- **Exercise aim**: Omit all images. Transcribe the rest of the material below exactly.

[Rows from a dataset]

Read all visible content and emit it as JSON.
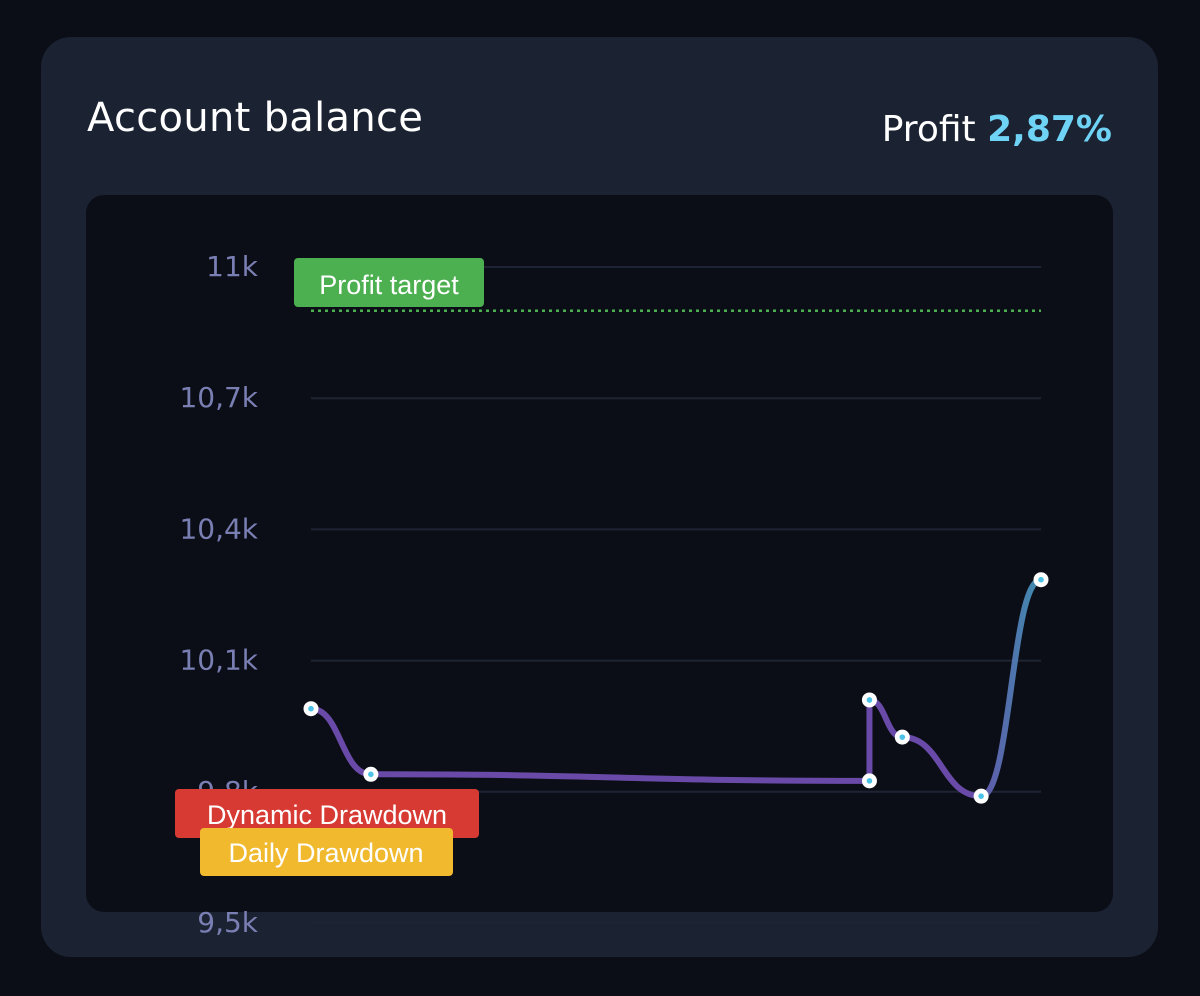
{
  "card": {
    "title": "Account balance",
    "profit_label": "Profit",
    "profit_value": "2,87%"
  },
  "colors": {
    "background": "#0b0e16",
    "card": "#1b2232",
    "line": "#6a4aa8",
    "line_end": "#3e8fb0",
    "axis_text": "#7a7fb3",
    "profit_value": "#6fd3f5",
    "profit_target": "#4caf50",
    "dynamic_drawdown": "#d63a33",
    "daily_drawdown": "#f0b92e"
  },
  "chart_data": {
    "type": "line",
    "title": "",
    "xlabel": "",
    "ylabel": "",
    "ylim": [
      9500,
      11000
    ],
    "ytick_values": [
      11000,
      10700,
      10400,
      10100,
      9800,
      9500
    ],
    "ytick_labels": [
      "11k",
      "10,7k",
      "10,4k",
      "10,1k",
      "9,8k",
      "9,5k"
    ],
    "grid": true,
    "series": [
      {
        "x": [
          0,
          1,
          2,
          3,
          4,
          5,
          6
        ],
        "y": [
          9990,
          9840,
          9825,
          10010,
          9925,
          9790,
          10285
        ]
      }
    ],
    "x_positions": [
      0,
      0.082,
      0.765,
      0.765,
      0.81,
      0.918,
      1
    ],
    "reference_lines": {
      "profit_target": {
        "label": "Profit target",
        "value": 10900
      },
      "dynamic_drawdown": {
        "label": "Dynamic Drawdown",
        "value": 9750
      },
      "daily_drawdown": {
        "label": "Daily Drawdown",
        "value": 9660
      }
    }
  }
}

- **Solution to the problem**:
Read all visible content and emit it as JSON.
{
  "card": {
    "title": "Account balance",
    "profit_label": "Profit",
    "profit_value": "2,87%"
  },
  "colors": {
    "background": "#0b0e16",
    "card": "#1b2232",
    "line": "#6a4aa8",
    "line_end": "#3e8fb0",
    "axis_text": "#7a7fb3",
    "profit_value": "#6fd3f5",
    "profit_target": "#4caf50",
    "dynamic_drawdown": "#d63a33",
    "daily_drawdown": "#f0b92e"
  },
  "chart_data": {
    "type": "line",
    "title": "",
    "xlabel": "",
    "ylabel": "",
    "ylim": [
      9500,
      11000
    ],
    "ytick_values": [
      11000,
      10700,
      10400,
      10100,
      9800,
      9500
    ],
    "ytick_labels": [
      "11k",
      "10,7k",
      "10,4k",
      "10,1k",
      "9,8k",
      "9,5k"
    ],
    "grid": true,
    "series": [
      {
        "x": [
          0,
          1,
          2,
          3,
          4,
          5,
          6
        ],
        "y": [
          9990,
          9840,
          9825,
          10010,
          9925,
          9790,
          10285
        ]
      }
    ],
    "x_positions": [
      0,
      0.082,
      0.765,
      0.765,
      0.81,
      0.918,
      1
    ],
    "reference_lines": {
      "profit_target": {
        "label": "Profit target",
        "value": 10900
      },
      "dynamic_drawdown": {
        "label": "Dynamic Drawdown",
        "value": 9750
      },
      "daily_drawdown": {
        "label": "Daily Drawdown",
        "value": 9660
      }
    }
  }
}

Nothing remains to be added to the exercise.